What is asked:
Find how many lines of the listing include the string "ylabel", and report only that figure.

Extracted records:
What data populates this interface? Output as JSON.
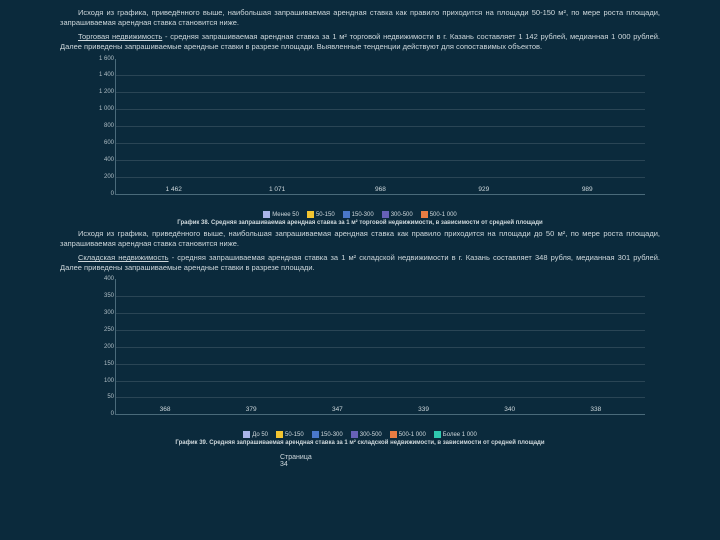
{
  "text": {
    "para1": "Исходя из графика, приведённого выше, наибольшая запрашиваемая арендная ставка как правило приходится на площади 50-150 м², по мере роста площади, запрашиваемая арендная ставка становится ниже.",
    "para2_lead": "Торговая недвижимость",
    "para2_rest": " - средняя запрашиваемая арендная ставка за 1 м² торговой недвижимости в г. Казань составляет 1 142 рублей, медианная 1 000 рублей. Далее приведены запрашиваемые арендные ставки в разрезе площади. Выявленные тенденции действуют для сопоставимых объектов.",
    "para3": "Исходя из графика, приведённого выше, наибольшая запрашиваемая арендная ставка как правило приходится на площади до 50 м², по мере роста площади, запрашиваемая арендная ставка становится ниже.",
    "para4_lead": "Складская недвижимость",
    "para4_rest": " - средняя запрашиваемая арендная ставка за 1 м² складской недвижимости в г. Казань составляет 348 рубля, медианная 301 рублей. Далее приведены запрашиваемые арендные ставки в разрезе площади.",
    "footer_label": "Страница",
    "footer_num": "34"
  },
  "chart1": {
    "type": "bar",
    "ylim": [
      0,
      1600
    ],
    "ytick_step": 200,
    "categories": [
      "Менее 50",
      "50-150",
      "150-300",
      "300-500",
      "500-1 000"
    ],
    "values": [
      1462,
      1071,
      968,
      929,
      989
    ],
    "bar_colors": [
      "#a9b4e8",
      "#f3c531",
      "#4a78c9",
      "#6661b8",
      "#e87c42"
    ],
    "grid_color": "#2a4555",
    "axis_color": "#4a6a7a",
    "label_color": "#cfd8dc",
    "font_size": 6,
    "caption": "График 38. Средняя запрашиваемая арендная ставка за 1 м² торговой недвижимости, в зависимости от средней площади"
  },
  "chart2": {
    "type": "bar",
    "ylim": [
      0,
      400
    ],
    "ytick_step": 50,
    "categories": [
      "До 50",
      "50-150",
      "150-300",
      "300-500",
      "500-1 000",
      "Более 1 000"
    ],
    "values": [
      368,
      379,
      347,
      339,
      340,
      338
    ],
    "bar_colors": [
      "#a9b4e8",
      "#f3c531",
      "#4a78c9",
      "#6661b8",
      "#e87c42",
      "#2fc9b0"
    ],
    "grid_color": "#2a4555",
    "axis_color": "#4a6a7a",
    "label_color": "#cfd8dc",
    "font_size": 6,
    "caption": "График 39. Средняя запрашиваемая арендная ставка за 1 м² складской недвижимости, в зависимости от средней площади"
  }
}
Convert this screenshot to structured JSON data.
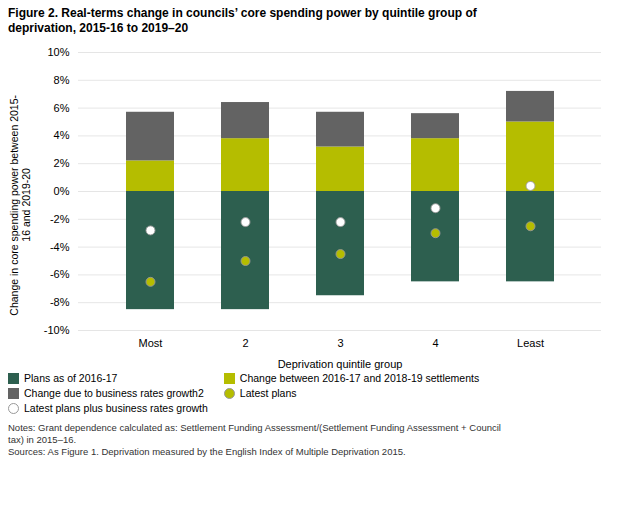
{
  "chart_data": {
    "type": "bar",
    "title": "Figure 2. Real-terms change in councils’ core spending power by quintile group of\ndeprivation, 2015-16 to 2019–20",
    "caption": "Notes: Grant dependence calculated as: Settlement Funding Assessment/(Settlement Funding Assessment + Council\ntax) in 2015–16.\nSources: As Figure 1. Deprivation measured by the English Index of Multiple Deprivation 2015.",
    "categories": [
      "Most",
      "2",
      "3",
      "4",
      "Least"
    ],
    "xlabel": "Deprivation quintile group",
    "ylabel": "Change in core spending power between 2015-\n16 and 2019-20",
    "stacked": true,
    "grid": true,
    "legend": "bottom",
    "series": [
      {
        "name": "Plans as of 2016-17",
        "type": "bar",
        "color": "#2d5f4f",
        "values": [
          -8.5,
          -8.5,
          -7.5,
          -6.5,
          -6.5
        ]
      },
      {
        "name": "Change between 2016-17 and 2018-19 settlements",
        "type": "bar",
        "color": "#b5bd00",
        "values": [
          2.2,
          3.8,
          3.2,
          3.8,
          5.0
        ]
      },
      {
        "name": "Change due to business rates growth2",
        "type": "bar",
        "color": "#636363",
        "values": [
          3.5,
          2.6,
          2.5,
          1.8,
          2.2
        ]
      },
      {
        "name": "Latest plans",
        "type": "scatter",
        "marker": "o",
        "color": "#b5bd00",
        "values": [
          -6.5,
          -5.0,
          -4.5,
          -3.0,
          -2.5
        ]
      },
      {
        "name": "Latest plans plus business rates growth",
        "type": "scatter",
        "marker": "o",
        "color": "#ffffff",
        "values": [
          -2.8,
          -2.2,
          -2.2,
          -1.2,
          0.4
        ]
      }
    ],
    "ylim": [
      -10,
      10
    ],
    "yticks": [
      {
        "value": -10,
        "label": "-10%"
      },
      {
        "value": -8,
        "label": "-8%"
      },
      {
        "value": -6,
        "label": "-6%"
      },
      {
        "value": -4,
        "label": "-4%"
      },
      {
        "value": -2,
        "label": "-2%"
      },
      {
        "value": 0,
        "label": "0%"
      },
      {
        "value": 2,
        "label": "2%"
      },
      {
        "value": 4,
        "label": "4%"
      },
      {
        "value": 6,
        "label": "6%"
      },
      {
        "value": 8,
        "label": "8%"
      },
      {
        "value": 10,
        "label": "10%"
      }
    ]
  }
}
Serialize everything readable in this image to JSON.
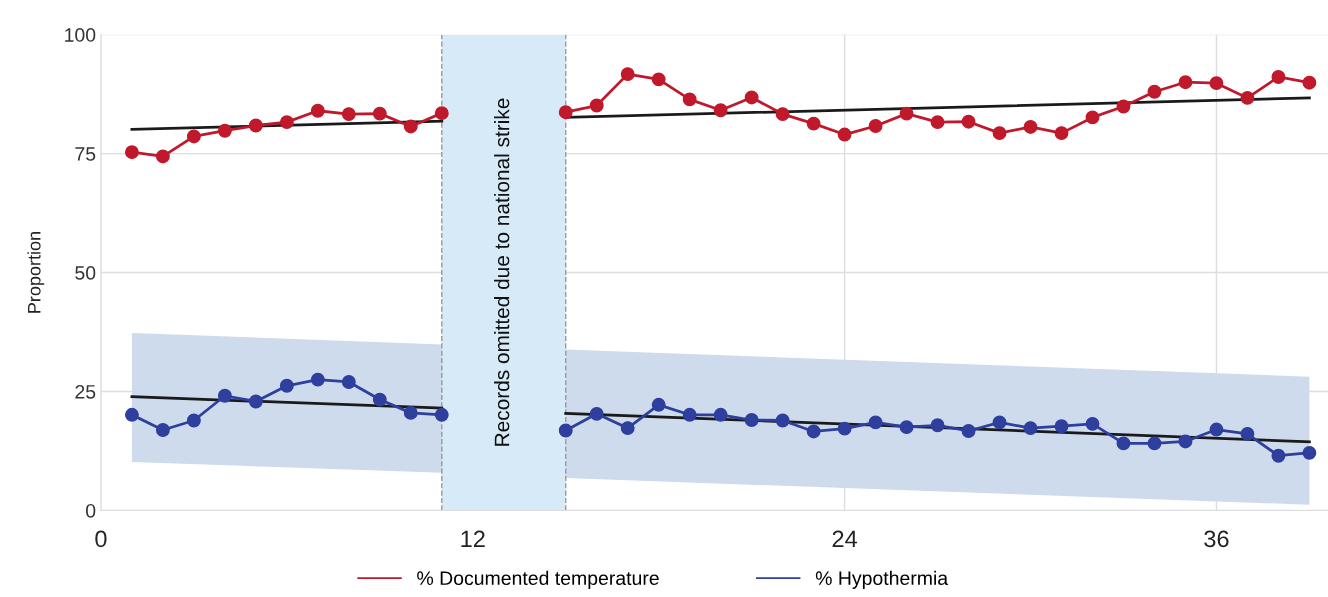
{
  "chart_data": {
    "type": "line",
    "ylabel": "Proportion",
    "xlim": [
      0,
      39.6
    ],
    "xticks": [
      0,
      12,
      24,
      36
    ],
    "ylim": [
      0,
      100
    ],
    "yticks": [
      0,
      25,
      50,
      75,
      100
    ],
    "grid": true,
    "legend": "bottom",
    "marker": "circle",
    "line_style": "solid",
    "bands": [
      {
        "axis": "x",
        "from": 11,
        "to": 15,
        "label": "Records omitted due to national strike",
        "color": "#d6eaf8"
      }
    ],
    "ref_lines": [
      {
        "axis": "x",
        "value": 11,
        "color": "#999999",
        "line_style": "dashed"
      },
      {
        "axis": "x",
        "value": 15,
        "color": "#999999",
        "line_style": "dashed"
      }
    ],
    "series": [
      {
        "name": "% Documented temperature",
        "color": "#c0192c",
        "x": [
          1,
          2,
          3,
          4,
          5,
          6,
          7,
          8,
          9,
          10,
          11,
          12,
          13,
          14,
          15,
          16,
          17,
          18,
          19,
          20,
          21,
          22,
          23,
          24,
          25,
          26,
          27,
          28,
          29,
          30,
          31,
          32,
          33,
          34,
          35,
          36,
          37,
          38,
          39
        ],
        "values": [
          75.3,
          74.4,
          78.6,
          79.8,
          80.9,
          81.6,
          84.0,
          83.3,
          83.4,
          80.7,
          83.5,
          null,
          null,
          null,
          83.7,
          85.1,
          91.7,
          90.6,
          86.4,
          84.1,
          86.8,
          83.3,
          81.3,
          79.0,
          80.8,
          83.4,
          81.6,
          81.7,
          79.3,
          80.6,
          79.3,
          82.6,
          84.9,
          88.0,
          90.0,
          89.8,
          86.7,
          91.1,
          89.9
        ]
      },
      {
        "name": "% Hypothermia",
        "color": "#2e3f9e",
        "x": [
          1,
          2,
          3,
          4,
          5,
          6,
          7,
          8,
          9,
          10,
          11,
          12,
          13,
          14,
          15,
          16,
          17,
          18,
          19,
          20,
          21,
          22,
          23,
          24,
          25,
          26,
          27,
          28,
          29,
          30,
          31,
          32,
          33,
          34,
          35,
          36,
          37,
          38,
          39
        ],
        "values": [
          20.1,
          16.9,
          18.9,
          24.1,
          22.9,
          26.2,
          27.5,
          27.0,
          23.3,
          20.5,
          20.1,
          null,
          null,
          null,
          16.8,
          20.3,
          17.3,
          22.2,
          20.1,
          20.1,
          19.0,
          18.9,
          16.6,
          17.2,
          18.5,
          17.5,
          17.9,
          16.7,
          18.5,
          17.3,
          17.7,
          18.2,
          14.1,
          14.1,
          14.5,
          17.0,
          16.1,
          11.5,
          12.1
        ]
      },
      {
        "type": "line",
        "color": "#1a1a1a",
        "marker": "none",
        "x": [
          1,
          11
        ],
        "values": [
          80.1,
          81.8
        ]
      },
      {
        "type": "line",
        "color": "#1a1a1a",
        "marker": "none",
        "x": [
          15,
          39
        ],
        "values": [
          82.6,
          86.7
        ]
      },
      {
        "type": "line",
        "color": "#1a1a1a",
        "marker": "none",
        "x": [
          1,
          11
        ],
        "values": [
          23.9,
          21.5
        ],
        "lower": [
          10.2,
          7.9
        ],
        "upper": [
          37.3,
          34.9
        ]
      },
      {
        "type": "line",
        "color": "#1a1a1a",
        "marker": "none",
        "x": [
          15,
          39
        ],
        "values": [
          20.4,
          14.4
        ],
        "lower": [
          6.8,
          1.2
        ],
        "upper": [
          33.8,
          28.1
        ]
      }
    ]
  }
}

Exercise output:
2